Filter the data below for the string "arrow" and copy each matching line.
--------------------------------------------------
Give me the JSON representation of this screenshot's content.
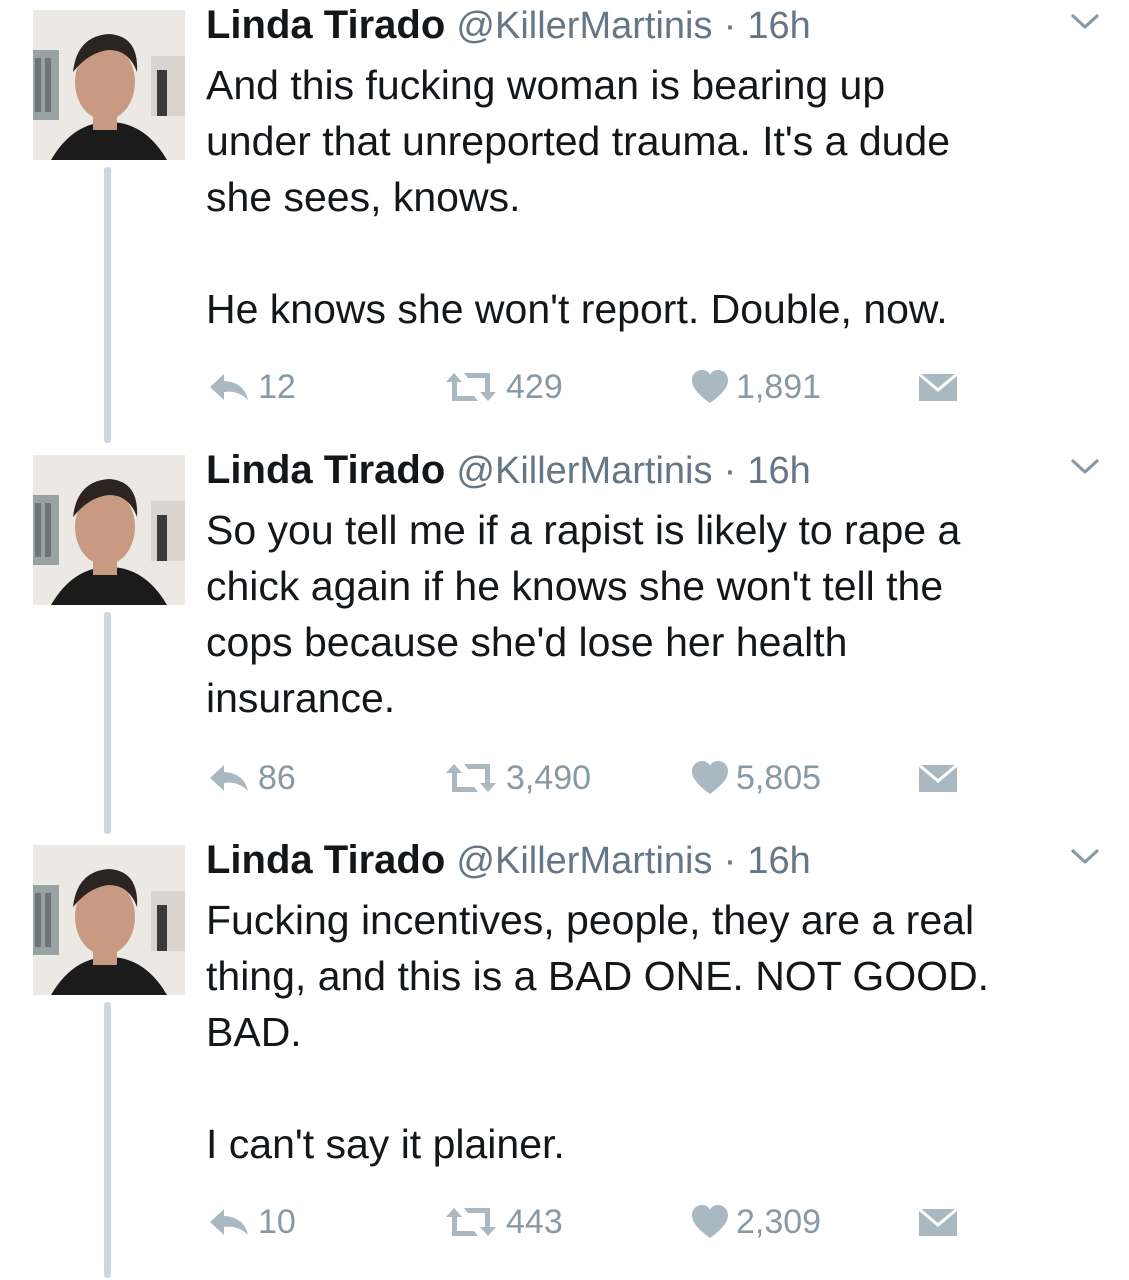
{
  "tweets": [
    {
      "name": "Linda Tirado",
      "handle": "@KillerMartinis",
      "separator": "·",
      "time": "16h",
      "lines": [
        "And this fucking woman is bearing up",
        "under that unreported trauma. It's a dude",
        "she sees, knows.",
        "He knows she won't report. Double, now."
      ],
      "replies": "12",
      "retweets": "429",
      "likes": "1,891"
    },
    {
      "name": "Linda Tirado",
      "handle": "@KillerMartinis",
      "separator": "·",
      "time": "16h",
      "lines": [
        "So you tell me if a rapist is likely to rape a",
        "chick again if he knows she won't tell the",
        "cops because she'd lose her health",
        "insurance."
      ],
      "replies": "86",
      "retweets": "3,490",
      "likes": "5,805"
    },
    {
      "name": "Linda Tirado",
      "handle": "@KillerMartinis",
      "separator": "·",
      "time": "16h",
      "lines": [
        "Fucking incentives, people, they are a real",
        "thing, and this is a BAD ONE. NOT GOOD.",
        "BAD.",
        "I can't say it plainer."
      ],
      "replies": "10",
      "retweets": "443",
      "likes": "2,309"
    }
  ],
  "icons": {
    "avatar": "profile-photo",
    "more": "chevron-down-icon",
    "reply": "reply-icon",
    "retweet": "retweet-icon",
    "like": "heart-icon",
    "dm": "envelope-icon"
  },
  "colors": {
    "text": "#14171a",
    "secondary": "#657786",
    "action": "#8899a6",
    "thread_line": "#ccd6dd",
    "background": "#ffffff"
  }
}
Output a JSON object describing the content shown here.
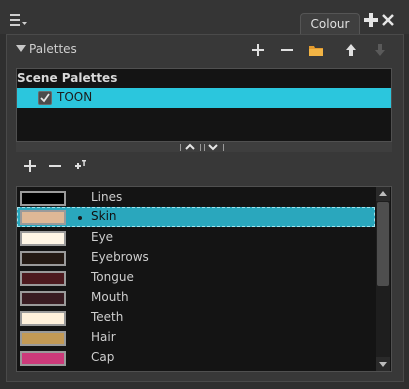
{
  "tab": {
    "title": "Colour"
  },
  "palettes_section": {
    "label": "Palettes"
  },
  "palette_list": {
    "header": "Scene Palettes",
    "items": [
      {
        "name": "TOON",
        "checked": true
      }
    ]
  },
  "colours": [
    {
      "name": "Lines",
      "color": "#000000",
      "selected": false
    },
    {
      "name": "Skin",
      "color": "#deb896",
      "selected": true
    },
    {
      "name": "Eye",
      "color": "#fff6e6",
      "selected": false
    },
    {
      "name": "Eyebrows",
      "color": "#241a14",
      "selected": false
    },
    {
      "name": "Tongue",
      "color": "#4d1a1f",
      "selected": false
    },
    {
      "name": "Mouth",
      "color": "#391c22",
      "selected": false
    },
    {
      "name": "Teeth",
      "color": "#fff1dc",
      "selected": false
    },
    {
      "name": "Hair",
      "color": "#c39a55",
      "selected": false
    },
    {
      "name": "Cap",
      "color": "#cc3a7a",
      "selected": false
    }
  ],
  "icons": {
    "menu": "menu-icon",
    "add": "plus-icon",
    "remove": "minus-icon",
    "folder": "folder-icon",
    "up": "arrow-up-icon",
    "down": "arrow-down-icon",
    "add_texture": "add-texture-icon"
  },
  "accent": "#2bc6dd"
}
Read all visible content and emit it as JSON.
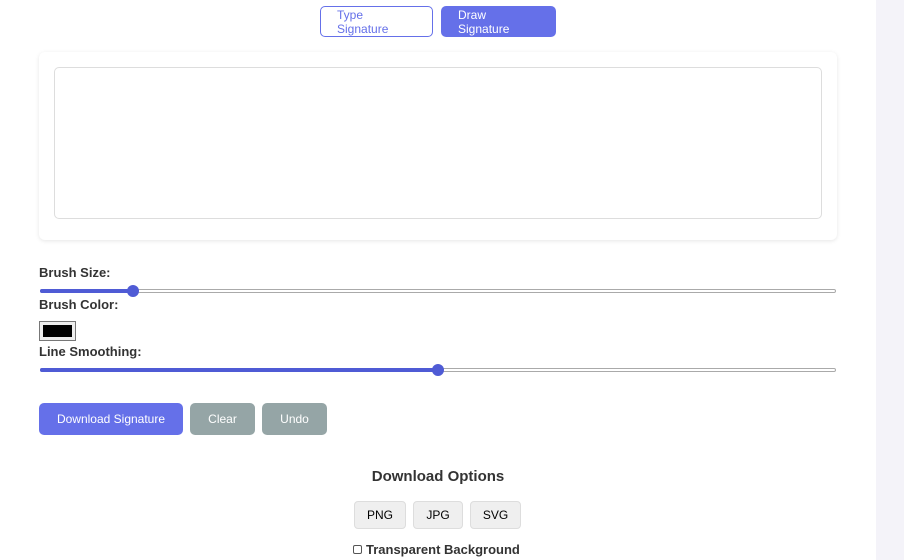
--------------------------------------------------
RESULT OF THIS EXERCISE —
    "up": "arrow-up-icon",
    "down": "arrow-down-icon",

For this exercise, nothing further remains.